**Requirements:** Each line of the listing that contains the word "Destroyers" is to be copied.

** begin Information given **

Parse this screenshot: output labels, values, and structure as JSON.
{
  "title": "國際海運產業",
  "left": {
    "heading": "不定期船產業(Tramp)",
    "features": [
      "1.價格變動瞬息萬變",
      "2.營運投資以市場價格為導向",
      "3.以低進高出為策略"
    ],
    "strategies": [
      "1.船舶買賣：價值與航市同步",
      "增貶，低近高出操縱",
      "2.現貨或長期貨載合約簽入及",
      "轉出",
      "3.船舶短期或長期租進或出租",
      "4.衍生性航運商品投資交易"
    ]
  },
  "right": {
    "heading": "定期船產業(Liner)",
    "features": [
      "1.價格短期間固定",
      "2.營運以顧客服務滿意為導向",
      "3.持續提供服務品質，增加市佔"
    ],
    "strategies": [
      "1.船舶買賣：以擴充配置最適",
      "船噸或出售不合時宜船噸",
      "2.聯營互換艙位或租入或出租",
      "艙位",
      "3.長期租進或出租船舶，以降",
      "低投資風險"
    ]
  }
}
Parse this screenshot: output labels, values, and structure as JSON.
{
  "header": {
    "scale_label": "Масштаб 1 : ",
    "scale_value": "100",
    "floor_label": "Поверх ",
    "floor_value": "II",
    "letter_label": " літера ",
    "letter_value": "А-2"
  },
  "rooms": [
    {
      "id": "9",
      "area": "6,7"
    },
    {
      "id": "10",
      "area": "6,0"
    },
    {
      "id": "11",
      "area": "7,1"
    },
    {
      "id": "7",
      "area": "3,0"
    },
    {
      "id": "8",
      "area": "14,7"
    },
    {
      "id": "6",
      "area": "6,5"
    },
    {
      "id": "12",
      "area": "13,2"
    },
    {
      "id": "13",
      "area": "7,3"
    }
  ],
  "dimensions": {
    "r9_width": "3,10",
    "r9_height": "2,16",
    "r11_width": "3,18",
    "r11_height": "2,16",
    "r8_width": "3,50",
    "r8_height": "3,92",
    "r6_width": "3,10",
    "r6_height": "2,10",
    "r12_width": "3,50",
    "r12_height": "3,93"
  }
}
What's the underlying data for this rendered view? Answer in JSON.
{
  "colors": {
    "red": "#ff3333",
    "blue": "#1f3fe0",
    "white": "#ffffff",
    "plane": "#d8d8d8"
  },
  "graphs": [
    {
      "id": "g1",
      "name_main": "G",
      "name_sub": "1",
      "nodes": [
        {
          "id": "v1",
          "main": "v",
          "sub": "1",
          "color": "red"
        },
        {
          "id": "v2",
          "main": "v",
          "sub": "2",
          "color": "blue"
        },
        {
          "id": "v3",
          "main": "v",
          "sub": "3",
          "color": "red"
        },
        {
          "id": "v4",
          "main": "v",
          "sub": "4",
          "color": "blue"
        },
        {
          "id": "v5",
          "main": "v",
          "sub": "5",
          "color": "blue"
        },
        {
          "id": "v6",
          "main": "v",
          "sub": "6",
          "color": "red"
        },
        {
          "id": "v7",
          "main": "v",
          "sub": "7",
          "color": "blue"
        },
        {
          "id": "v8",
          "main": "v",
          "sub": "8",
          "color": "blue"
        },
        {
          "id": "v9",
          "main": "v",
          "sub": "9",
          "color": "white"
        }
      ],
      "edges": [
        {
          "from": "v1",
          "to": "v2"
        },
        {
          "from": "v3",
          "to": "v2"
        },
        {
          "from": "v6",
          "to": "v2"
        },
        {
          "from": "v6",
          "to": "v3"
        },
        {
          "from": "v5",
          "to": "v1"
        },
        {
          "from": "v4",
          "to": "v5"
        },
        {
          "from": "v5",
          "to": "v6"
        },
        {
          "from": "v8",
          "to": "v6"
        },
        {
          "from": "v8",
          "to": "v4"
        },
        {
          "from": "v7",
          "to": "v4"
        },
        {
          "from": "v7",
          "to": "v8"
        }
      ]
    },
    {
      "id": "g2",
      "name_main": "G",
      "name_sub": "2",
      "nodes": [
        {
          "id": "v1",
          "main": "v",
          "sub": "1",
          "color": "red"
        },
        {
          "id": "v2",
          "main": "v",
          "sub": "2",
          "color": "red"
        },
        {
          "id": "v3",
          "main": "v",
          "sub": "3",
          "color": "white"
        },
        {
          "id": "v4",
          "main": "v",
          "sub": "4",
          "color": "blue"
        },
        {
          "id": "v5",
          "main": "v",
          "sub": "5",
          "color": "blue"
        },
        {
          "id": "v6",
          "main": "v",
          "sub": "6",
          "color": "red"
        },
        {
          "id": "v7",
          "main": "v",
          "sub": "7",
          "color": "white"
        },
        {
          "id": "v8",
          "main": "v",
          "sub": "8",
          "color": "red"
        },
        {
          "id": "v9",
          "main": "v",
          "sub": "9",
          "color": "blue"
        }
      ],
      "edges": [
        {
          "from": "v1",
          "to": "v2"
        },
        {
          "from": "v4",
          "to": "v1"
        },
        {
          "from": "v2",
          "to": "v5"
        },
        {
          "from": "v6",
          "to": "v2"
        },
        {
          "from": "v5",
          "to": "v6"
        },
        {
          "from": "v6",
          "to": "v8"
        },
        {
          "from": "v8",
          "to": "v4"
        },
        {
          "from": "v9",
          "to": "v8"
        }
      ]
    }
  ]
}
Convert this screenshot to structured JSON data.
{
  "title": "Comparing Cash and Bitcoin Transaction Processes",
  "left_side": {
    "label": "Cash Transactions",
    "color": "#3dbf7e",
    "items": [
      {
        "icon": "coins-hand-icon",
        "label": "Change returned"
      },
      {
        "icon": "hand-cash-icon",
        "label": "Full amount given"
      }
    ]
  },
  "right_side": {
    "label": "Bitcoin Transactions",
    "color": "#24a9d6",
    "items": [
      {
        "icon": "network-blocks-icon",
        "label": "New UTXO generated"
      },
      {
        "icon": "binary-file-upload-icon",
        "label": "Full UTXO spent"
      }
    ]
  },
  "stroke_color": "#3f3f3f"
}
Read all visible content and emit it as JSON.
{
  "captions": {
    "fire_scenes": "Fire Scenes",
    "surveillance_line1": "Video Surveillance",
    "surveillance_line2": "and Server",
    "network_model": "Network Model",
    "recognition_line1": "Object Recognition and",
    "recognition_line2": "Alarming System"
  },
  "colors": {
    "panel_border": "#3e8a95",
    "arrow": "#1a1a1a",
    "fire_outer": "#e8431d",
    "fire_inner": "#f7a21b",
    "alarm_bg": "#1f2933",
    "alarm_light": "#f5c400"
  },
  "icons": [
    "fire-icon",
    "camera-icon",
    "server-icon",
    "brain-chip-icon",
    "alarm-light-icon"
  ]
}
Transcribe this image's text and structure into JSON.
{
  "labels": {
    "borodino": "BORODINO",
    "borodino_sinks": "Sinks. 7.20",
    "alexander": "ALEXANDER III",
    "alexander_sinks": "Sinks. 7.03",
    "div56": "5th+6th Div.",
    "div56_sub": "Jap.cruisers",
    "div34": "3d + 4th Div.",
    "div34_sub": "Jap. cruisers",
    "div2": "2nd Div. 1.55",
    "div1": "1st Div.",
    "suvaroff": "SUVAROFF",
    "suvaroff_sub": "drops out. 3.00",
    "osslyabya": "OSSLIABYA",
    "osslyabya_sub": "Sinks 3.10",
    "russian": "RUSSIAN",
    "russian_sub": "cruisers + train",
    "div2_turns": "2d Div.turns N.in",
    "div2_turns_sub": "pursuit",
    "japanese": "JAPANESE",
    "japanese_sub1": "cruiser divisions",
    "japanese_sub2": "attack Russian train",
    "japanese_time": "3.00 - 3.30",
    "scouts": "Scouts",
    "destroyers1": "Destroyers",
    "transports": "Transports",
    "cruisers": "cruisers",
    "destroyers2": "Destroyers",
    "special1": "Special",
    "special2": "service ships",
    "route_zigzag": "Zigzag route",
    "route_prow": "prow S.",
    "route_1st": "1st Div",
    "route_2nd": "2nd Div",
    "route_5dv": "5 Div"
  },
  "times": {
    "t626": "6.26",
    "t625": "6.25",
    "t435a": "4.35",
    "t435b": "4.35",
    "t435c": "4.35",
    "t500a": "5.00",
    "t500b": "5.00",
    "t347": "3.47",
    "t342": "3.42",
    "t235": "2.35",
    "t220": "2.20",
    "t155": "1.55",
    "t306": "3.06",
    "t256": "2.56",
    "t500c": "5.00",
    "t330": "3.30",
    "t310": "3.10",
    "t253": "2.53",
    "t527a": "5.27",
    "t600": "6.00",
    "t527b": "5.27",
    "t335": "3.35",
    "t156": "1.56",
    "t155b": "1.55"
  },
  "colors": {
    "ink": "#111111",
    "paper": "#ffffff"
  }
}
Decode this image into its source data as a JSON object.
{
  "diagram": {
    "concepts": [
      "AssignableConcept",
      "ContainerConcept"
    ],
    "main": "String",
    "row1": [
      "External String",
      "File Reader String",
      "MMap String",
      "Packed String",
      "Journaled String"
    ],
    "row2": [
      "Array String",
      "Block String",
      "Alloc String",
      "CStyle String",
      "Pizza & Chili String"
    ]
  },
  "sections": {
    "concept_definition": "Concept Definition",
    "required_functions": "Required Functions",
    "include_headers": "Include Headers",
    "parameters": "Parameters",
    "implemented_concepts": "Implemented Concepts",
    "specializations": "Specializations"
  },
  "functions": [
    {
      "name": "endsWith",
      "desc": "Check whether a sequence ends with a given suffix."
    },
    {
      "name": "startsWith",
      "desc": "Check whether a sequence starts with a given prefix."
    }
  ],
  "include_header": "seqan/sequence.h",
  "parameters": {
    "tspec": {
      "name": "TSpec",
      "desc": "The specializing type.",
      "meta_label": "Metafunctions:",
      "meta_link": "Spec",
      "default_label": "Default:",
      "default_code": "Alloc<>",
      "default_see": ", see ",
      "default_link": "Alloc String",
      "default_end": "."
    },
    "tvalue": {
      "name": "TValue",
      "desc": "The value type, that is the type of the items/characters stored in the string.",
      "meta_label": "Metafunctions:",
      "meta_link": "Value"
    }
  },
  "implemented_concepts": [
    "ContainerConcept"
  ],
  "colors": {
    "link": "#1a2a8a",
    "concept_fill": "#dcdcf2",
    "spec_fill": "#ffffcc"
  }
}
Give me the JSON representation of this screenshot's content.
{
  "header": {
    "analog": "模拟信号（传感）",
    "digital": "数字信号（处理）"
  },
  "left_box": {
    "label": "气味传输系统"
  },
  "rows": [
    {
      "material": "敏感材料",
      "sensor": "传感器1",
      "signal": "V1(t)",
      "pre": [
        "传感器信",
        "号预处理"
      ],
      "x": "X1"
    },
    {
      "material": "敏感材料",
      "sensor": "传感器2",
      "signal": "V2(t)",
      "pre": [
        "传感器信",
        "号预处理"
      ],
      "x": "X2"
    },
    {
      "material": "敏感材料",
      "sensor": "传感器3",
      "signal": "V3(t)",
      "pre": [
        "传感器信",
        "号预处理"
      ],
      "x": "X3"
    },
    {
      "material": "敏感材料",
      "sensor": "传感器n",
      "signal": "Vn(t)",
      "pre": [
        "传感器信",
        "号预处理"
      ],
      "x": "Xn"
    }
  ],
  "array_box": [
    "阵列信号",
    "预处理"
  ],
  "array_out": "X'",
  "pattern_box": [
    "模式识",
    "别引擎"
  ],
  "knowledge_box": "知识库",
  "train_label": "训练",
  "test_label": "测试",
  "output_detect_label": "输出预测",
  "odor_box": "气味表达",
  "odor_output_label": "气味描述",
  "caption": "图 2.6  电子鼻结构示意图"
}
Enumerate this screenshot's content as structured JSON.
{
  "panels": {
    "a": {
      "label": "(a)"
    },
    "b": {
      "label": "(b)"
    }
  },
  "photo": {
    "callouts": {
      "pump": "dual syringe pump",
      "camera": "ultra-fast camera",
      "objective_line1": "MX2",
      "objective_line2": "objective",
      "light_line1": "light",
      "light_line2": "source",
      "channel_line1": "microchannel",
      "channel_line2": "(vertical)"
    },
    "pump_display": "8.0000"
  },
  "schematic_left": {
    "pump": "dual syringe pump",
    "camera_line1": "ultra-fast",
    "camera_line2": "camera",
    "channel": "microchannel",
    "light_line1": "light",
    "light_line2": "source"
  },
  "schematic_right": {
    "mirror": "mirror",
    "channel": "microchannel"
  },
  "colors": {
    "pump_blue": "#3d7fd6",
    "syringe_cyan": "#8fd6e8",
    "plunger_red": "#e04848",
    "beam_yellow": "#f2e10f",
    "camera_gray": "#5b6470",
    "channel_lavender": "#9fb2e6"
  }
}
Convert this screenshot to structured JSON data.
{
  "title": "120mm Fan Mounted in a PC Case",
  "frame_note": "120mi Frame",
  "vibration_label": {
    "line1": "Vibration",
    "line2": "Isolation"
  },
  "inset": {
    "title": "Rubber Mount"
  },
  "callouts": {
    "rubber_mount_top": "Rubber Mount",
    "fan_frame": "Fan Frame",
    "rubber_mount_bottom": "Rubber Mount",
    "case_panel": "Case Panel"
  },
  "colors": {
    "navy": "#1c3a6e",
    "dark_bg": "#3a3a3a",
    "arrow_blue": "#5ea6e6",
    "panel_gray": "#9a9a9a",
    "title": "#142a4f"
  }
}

** end Information given **

**Task output:**
    "destroyers1": "Destroyers",
    "destroyers2": "Destroyers",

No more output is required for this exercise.